▶ GOAL OF THE EXERCISE
Write out the data again exactly, skipping every picture.

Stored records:
[START]
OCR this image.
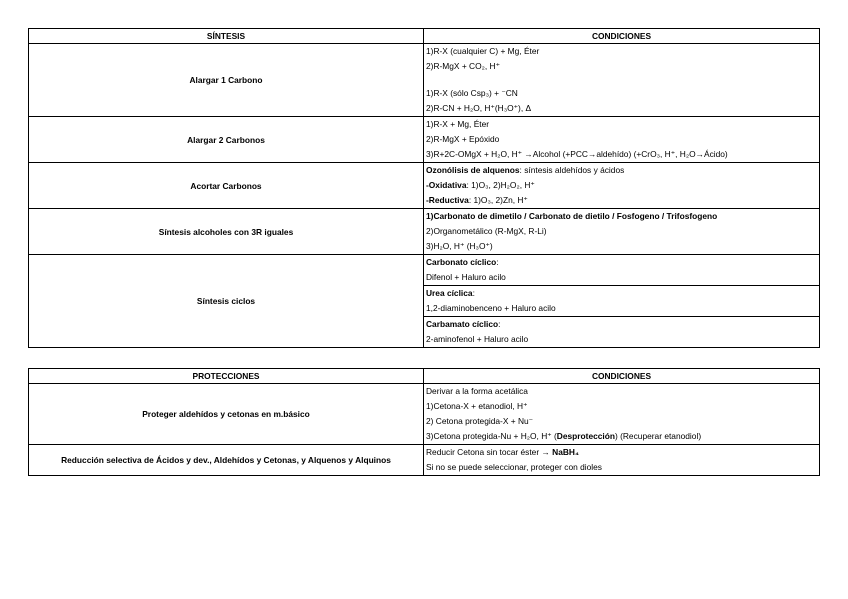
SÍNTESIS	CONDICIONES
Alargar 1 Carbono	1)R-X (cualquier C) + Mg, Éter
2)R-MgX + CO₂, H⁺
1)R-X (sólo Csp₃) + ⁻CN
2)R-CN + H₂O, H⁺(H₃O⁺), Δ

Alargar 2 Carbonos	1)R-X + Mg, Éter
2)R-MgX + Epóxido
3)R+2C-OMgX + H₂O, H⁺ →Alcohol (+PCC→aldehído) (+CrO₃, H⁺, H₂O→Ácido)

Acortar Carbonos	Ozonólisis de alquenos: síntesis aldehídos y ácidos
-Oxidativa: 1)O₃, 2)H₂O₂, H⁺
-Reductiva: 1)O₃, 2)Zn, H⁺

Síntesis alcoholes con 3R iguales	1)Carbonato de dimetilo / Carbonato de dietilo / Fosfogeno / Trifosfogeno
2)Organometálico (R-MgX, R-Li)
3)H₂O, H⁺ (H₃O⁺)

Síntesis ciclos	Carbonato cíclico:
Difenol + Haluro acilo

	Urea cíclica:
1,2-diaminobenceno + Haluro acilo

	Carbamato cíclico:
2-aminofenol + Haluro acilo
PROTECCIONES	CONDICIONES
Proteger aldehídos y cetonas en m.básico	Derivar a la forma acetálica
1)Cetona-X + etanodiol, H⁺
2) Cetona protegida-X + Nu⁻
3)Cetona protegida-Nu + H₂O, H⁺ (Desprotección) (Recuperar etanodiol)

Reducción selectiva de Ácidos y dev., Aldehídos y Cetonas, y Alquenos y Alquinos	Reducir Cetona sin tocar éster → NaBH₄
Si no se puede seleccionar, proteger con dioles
[END]
▶ CORRECT ANSWER
OCR this image.
SÍNTESIS	CONDICIONES
Alargar 1 Carbono	1)R-X (cualquier C) + Mg, Éter
2)R-MgX + CO₂, H⁺
1)R-X (sólo Csp₃) + ⁻CN
2)R-CN + H₂O, H⁺(H₃O⁺), Δ

Alargar 2 Carbonos	1)R-X + Mg, Éter
2)R-MgX + Epóxido
3)R+2C-OMgX + H₂O, H⁺ →Alcohol (+PCC→aldehído) (+CrO₃, H⁺, H₂O→Ácido)

Acortar Carbonos	Ozonólisis de alquenos: síntesis aldehídos y ácidos
-Oxidativa: 1)O₃, 2)H₂O₂, H⁺
-Reductiva: 1)O₃, 2)Zn, H⁺

Síntesis alcoholes con 3R iguales	1)Carbonato de dimetilo / Carbonato de dietilo / Fosfogeno / Trifosfogeno
2)Organometálico (R-MgX, R-Li)
3)H₂O, H⁺ (H₃O⁺)

Síntesis ciclos	Carbonato cíclico:
Difenol + Haluro acilo

	Urea cíclica:
1,2-diaminobenceno + Haluro acilo

	Carbamato cíclico:
2-aminofenol + Haluro acilo
PROTECCIONES	CONDICIONES
Proteger aldehídos y cetonas en m.básico	Derivar a la forma acetálica
1)Cetona-X + etanodiol, H⁺
2) Cetona protegida-X + Nu⁻
3)Cetona protegida-Nu + H₂O, H⁺ (Desprotección) (Recuperar etanodiol)

Reducción selectiva de Ácidos y dev., Aldehídos y Cetonas, y Alquenos y Alquinos	Reducir Cetona sin tocar éster → NaBH₄
Si no se puede seleccionar, proteger con dioles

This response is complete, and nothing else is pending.